• **Lines of data**
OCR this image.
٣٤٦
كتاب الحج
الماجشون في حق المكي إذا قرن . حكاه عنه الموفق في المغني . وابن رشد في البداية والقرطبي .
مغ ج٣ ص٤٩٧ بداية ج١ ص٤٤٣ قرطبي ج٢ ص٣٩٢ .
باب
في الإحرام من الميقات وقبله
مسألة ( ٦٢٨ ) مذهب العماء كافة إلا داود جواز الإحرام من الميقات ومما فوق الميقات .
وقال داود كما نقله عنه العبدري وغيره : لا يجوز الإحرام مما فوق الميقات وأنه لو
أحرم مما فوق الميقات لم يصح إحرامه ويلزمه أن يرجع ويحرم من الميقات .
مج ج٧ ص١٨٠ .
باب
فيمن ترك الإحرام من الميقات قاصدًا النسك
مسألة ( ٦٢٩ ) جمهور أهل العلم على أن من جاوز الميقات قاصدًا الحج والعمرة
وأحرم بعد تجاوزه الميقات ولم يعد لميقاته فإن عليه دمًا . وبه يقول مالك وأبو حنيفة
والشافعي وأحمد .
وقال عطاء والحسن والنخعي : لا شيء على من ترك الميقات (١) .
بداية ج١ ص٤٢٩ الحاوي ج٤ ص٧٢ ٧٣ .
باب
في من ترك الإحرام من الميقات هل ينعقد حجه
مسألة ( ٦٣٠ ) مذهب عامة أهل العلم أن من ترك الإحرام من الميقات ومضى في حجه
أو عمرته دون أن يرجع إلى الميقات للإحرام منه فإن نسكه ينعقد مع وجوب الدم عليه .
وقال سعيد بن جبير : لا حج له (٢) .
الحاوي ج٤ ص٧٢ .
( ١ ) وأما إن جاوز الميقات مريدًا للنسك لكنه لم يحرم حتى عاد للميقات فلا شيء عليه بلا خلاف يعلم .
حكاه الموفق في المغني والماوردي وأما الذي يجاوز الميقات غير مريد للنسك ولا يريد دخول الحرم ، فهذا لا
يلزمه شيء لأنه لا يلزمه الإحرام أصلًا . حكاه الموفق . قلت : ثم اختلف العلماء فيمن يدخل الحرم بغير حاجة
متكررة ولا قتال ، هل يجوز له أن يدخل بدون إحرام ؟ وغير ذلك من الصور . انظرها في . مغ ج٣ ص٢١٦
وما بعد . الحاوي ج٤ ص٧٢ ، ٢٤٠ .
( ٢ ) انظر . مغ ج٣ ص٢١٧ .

• **Exercise description**
Output the listing above without altering a single character.

• **Correct output**
OCR this image.
٣٤٦
كتاب الحج
الماجشون في حق المكي إذا قرن . حكاه عنه الموفق في المغني . وابن رشد في البداية والقرطبي .
مغ ج٣ ص٤٩٧ بداية ج١ ص٤٤٣ قرطبي ج٢ ص٣٩٢ .
باب
في الإحرام من الميقات وقبله
مسألة ( ٦٢٨ ) مذهب العماء كافة إلا داود جواز الإحرام من الميقات ومما فوق الميقات .
وقال داود كما نقله عنه العبدري وغيره : لا يجوز الإحرام مما فوق الميقات وأنه لو
أحرم مما فوق الميقات لم يصح إحرامه ويلزمه أن يرجع ويحرم من الميقات .
مج ج٧ ص١٨٠ .
باب
فيمن ترك الإحرام من الميقات قاصدًا النسك
مسألة ( ٦٢٩ ) جمهور أهل العلم على أن من جاوز الميقات قاصدًا الحج والعمرة
وأحرم بعد تجاوزه الميقات ولم يعد لميقاته فإن عليه دمًا . وبه يقول مالك وأبو حنيفة
والشافعي وأحمد .
وقال عطاء والحسن والنخعي : لا شيء على من ترك الميقات (١) .
بداية ج١ ص٤٢٩ الحاوي ج٤ ص٧٢ ٧٣ .
باب
في من ترك الإحرام من الميقات هل ينعقد حجه
مسألة ( ٦٣٠ ) مذهب عامة أهل العلم أن من ترك الإحرام من الميقات ومضى في حجه
أو عمرته دون أن يرجع إلى الميقات للإحرام منه فإن نسكه ينعقد مع وجوب الدم عليه .
وقال سعيد بن جبير : لا حج له (٢) .
الحاوي ج٤ ص٧٢ .
( ١ ) وأما إن جاوز الميقات مريدًا للنسك لكنه لم يحرم حتى عاد للميقات فلا شيء عليه بلا خلاف يعلم .
حكاه الموفق في المغني والماوردي وأما الذي يجاوز الميقات غير مريد للنسك ولا يريد دخول الحرم ، فهذا لا
يلزمه شيء لأنه لا يلزمه الإحرام أصلًا . حكاه الموفق . قلت : ثم اختلف العلماء فيمن يدخل الحرم بغير حاجة
متكررة ولا قتال ، هل يجوز له أن يدخل بدون إحرام ؟ وغير ذلك من الصور . انظرها في . مغ ج٣ ص٢١٦
وما بعد . الحاوي ج٤ ص٧٢ ، ٢٤٠ .
( ٢ ) انظر . مغ ج٣ ص٢١٧ .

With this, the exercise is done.